_Instructions to follow_
Omit all pictures. Copy exactly the lines from the line containing "Decode this image" to the end of the listing, with both ends included.

_Stored data_
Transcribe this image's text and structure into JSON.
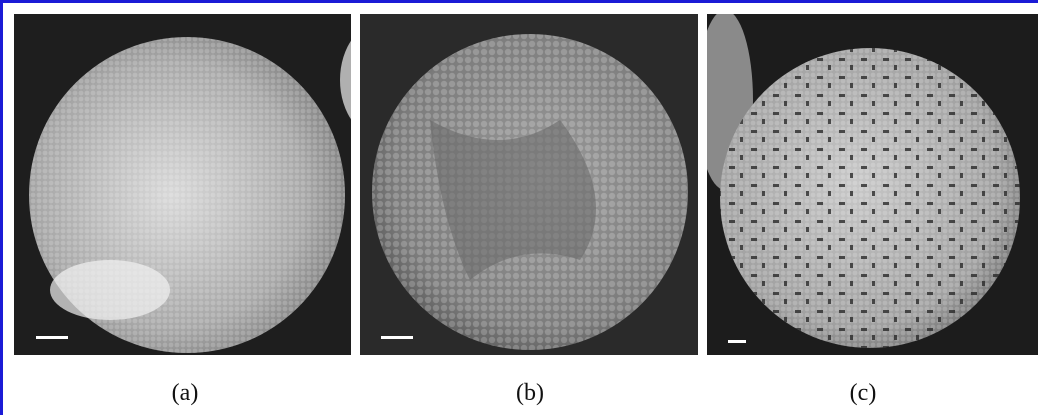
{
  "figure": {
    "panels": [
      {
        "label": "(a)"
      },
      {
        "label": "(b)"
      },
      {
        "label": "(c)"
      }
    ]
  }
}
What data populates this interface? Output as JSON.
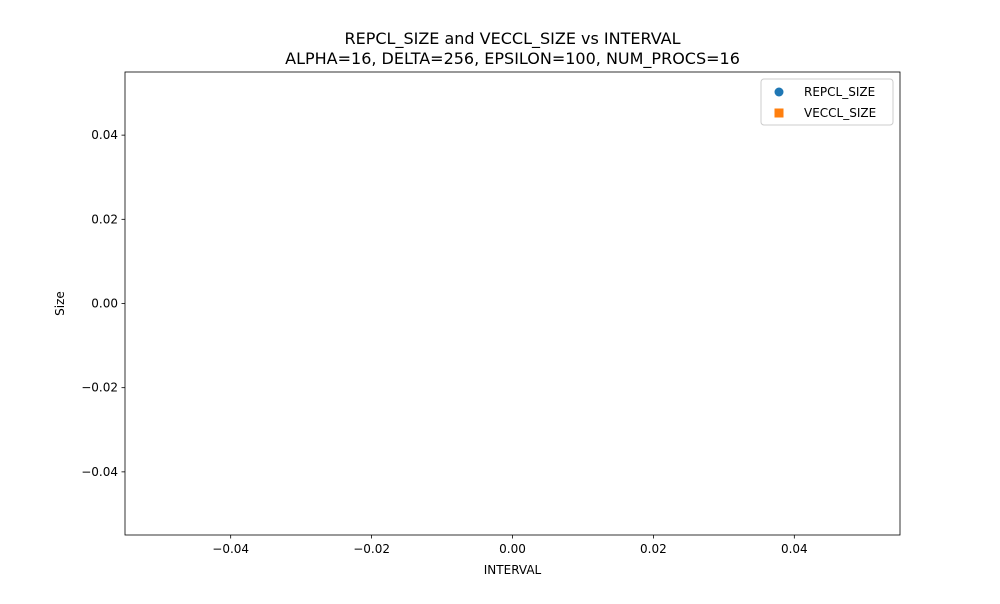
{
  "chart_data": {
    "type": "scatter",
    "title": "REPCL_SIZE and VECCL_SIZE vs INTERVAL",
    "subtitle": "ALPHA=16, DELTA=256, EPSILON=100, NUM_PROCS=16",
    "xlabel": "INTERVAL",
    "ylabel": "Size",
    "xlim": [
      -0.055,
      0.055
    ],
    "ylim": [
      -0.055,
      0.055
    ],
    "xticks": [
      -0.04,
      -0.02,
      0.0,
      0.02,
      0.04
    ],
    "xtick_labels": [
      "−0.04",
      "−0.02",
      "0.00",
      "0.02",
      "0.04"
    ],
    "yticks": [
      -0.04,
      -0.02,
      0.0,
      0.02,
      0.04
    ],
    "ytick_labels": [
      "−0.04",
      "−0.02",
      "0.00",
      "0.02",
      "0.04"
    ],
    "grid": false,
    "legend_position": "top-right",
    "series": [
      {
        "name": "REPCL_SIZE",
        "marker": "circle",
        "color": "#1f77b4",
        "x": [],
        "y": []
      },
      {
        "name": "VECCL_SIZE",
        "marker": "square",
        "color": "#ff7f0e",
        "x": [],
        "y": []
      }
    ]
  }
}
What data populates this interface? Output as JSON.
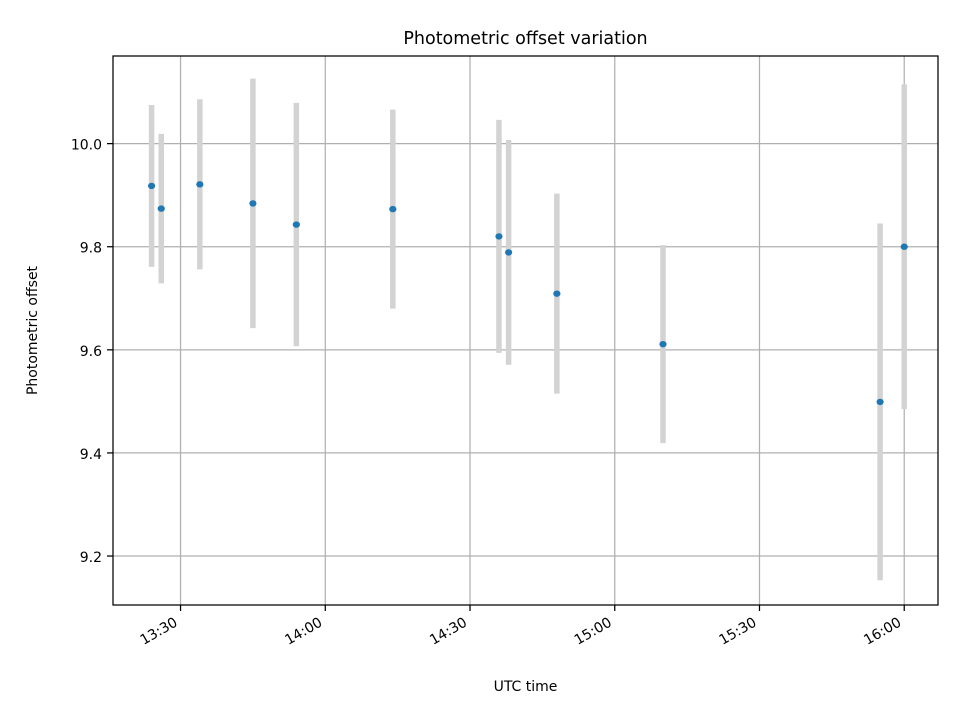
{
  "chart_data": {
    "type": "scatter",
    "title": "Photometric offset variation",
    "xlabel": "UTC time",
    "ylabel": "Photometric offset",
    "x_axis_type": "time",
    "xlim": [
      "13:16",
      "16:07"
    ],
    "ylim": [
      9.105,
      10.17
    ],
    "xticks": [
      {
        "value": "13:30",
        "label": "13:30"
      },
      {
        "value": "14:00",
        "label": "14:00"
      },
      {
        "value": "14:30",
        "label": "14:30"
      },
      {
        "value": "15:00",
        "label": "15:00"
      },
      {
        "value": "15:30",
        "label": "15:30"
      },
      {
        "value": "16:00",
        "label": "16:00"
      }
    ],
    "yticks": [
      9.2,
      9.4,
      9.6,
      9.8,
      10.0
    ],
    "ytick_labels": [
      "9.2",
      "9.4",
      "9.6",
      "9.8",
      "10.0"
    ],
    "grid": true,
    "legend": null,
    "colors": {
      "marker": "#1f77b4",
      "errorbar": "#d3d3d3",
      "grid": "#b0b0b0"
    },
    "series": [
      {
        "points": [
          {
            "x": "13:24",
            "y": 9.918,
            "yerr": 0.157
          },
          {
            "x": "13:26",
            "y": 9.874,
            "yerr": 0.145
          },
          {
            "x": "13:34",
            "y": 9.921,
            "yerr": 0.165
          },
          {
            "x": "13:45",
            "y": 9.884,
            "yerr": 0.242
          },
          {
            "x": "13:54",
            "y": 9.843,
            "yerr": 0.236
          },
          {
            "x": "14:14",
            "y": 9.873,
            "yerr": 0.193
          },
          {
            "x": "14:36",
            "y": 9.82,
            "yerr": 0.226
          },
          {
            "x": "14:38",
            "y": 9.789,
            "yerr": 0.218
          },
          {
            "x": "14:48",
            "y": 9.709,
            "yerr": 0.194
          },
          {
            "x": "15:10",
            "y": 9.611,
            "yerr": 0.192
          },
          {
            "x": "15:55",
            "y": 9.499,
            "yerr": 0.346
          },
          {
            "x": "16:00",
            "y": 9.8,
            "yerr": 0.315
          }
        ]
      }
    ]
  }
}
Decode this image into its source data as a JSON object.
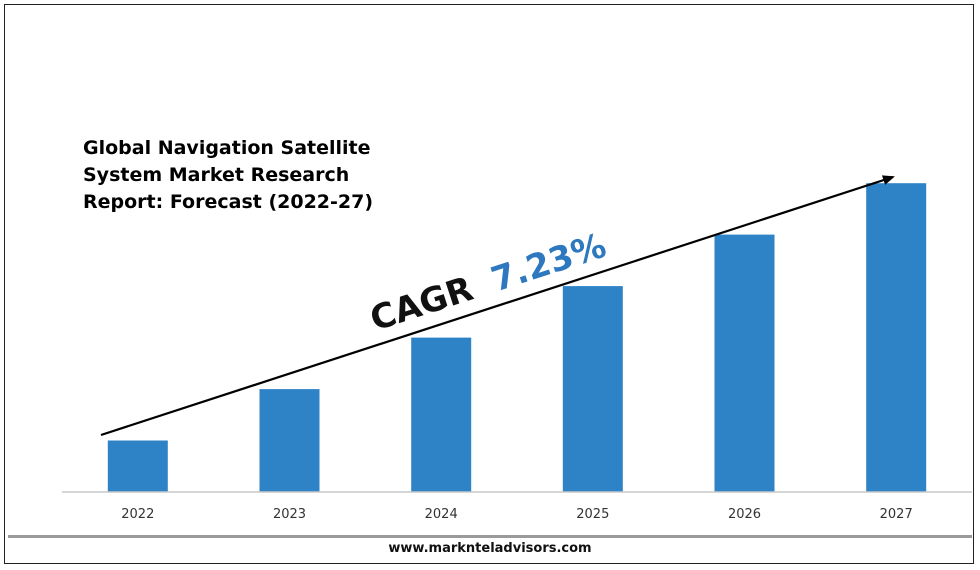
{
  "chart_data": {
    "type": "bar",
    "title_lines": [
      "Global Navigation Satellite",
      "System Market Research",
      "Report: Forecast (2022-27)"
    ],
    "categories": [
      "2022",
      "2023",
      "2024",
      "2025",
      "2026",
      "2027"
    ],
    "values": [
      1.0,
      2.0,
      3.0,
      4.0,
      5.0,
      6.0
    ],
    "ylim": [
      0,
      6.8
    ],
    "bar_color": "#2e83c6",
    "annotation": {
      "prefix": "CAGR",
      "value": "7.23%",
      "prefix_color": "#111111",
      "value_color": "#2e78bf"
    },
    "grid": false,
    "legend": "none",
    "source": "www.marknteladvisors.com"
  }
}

_Full output_
Decode this image into its source data as a JSON object.
{
  "chart_data": {
    "type": "bar",
    "title_lines": [
      "Global Navigation Satellite",
      "System Market Research",
      "Report: Forecast (2022-27)"
    ],
    "categories": [
      "2022",
      "2023",
      "2024",
      "2025",
      "2026",
      "2027"
    ],
    "values": [
      1.0,
      2.0,
      3.0,
      4.0,
      5.0,
      6.0
    ],
    "ylim": [
      0,
      6.8
    ],
    "bar_color": "#2e83c6",
    "annotation": {
      "prefix": "CAGR",
      "value": "7.23%",
      "prefix_color": "#111111",
      "value_color": "#2e78bf"
    },
    "grid": false,
    "legend": "none",
    "source": "www.marknteladvisors.com"
  }
}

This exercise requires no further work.